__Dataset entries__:

++++++++

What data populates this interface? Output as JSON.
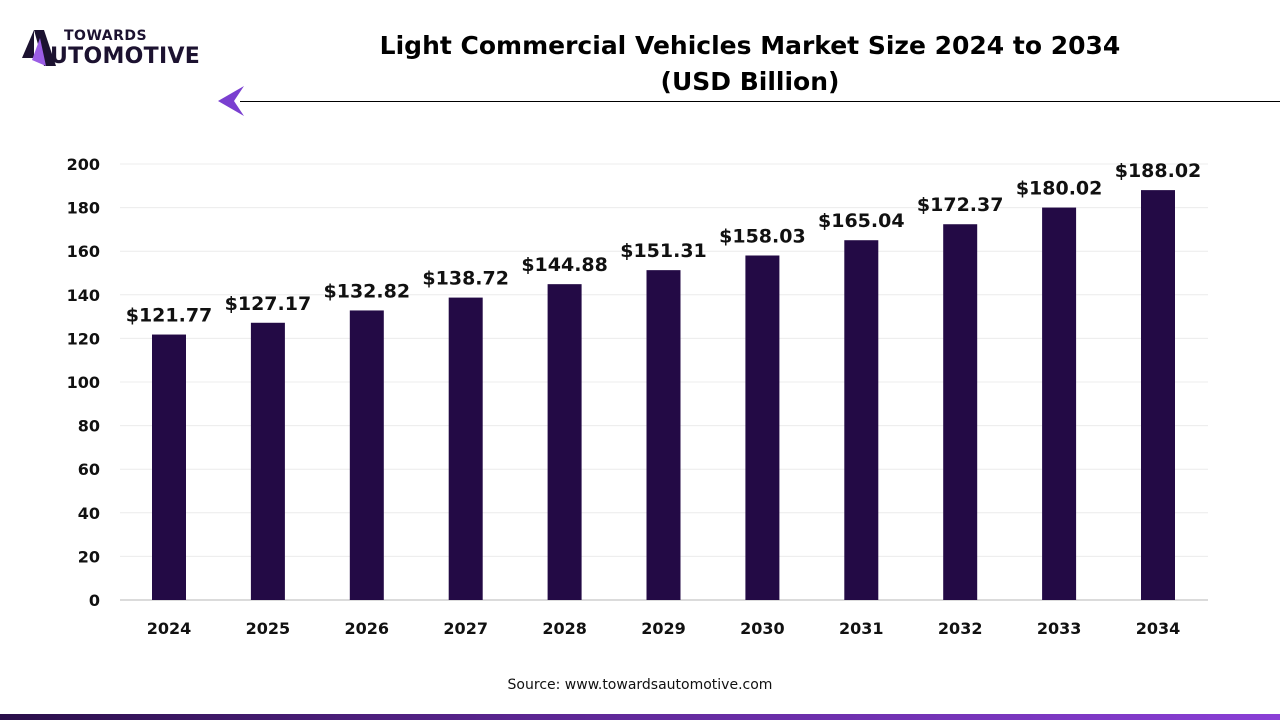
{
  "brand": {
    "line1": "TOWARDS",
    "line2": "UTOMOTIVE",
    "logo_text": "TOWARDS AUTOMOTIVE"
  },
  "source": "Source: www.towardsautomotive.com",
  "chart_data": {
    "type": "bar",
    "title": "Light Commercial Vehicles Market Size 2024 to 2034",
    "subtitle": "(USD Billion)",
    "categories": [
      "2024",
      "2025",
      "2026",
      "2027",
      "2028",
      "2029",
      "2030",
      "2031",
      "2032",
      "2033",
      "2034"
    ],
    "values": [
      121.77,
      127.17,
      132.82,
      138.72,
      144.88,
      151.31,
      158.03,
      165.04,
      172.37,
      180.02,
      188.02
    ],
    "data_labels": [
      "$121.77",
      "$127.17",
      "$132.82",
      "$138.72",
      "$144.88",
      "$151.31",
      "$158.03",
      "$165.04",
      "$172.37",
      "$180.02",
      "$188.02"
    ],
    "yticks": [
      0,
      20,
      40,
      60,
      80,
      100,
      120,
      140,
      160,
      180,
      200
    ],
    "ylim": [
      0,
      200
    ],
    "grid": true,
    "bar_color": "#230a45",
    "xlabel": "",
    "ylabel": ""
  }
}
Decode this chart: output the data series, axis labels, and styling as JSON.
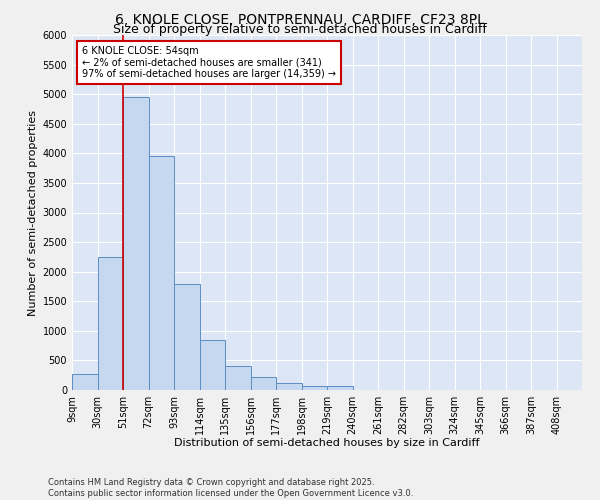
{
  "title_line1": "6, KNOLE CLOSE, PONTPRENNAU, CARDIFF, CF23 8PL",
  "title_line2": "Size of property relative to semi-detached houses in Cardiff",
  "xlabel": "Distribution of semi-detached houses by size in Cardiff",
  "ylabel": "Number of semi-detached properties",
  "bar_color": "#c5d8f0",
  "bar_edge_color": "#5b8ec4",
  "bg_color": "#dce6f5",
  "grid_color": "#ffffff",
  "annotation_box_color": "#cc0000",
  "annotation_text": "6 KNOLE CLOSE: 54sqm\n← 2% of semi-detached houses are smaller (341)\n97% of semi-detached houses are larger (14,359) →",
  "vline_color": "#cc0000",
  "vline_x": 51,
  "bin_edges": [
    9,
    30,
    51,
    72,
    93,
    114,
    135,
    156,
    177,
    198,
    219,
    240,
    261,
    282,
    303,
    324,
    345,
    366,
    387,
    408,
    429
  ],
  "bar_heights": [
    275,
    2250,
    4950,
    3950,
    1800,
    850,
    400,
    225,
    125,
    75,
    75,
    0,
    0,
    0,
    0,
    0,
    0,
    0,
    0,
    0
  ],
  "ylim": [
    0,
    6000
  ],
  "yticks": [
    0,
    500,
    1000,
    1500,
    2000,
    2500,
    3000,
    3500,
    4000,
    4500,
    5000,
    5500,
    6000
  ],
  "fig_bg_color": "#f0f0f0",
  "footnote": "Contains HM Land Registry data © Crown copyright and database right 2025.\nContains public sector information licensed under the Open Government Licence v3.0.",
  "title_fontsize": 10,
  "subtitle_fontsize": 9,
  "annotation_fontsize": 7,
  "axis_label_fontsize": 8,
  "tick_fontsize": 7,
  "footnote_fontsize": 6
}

++++++++

__STATED GOAL__: Leave out the pictures and print every line of the data exactly.

__TASK RESPONSE__:
What data populates this interface? Output as JSON.
{
  "brand": {
    "line1": "TOWARDS",
    "line2": "UTOMOTIVE",
    "logo_text": "TOWARDS AUTOMOTIVE"
  },
  "source": "Source: www.towardsautomotive.com",
  "chart_data": {
    "type": "bar",
    "title": "Light Commercial Vehicles Market Size 2024 to 2034",
    "subtitle": "(USD Billion)",
    "categories": [
      "2024",
      "2025",
      "2026",
      "2027",
      "2028",
      "2029",
      "2030",
      "2031",
      "2032",
      "2033",
      "2034"
    ],
    "values": [
      121.77,
      127.17,
      132.82,
      138.72,
      144.88,
      151.31,
      158.03,
      165.04,
      172.37,
      180.02,
      188.02
    ],
    "data_labels": [
      "$121.77",
      "$127.17",
      "$132.82",
      "$138.72",
      "$144.88",
      "$151.31",
      "$158.03",
      "$165.04",
      "$172.37",
      "$180.02",
      "$188.02"
    ],
    "yticks": [
      0,
      20,
      40,
      60,
      80,
      100,
      120,
      140,
      160,
      180,
      200
    ],
    "ylim": [
      0,
      200
    ],
    "grid": true,
    "bar_color": "#230a45",
    "xlabel": "",
    "ylabel": ""
  }
}
Decode this chart: output the data series, axis labels, and styling as JSON.
{
  "title_line1": "6, KNOLE CLOSE, PONTPRENNAU, CARDIFF, CF23 8PL",
  "title_line2": "Size of property relative to semi-detached houses in Cardiff",
  "xlabel": "Distribution of semi-detached houses by size in Cardiff",
  "ylabel": "Number of semi-detached properties",
  "bar_color": "#c5d8f0",
  "bar_edge_color": "#5b8ec4",
  "bg_color": "#dce6f5",
  "grid_color": "#ffffff",
  "annotation_box_color": "#cc0000",
  "annotation_text": "6 KNOLE CLOSE: 54sqm\n← 2% of semi-detached houses are smaller (341)\n97% of semi-detached houses are larger (14,359) →",
  "vline_color": "#cc0000",
  "vline_x": 51,
  "bin_edges": [
    9,
    30,
    51,
    72,
    93,
    114,
    135,
    156,
    177,
    198,
    219,
    240,
    261,
    282,
    303,
    324,
    345,
    366,
    387,
    408,
    429
  ],
  "bar_heights": [
    275,
    2250,
    4950,
    3950,
    1800,
    850,
    400,
    225,
    125,
    75,
    75,
    0,
    0,
    0,
    0,
    0,
    0,
    0,
    0,
    0
  ],
  "ylim": [
    0,
    6000
  ],
  "yticks": [
    0,
    500,
    1000,
    1500,
    2000,
    2500,
    3000,
    3500,
    4000,
    4500,
    5000,
    5500,
    6000
  ],
  "fig_bg_color": "#f0f0f0",
  "footnote": "Contains HM Land Registry data © Crown copyright and database right 2025.\nContains public sector information licensed under the Open Government Licence v3.0.",
  "title_fontsize": 10,
  "subtitle_fontsize": 9,
  "annotation_fontsize": 7,
  "axis_label_fontsize": 8,
  "tick_fontsize": 7,
  "footnote_fontsize": 6
}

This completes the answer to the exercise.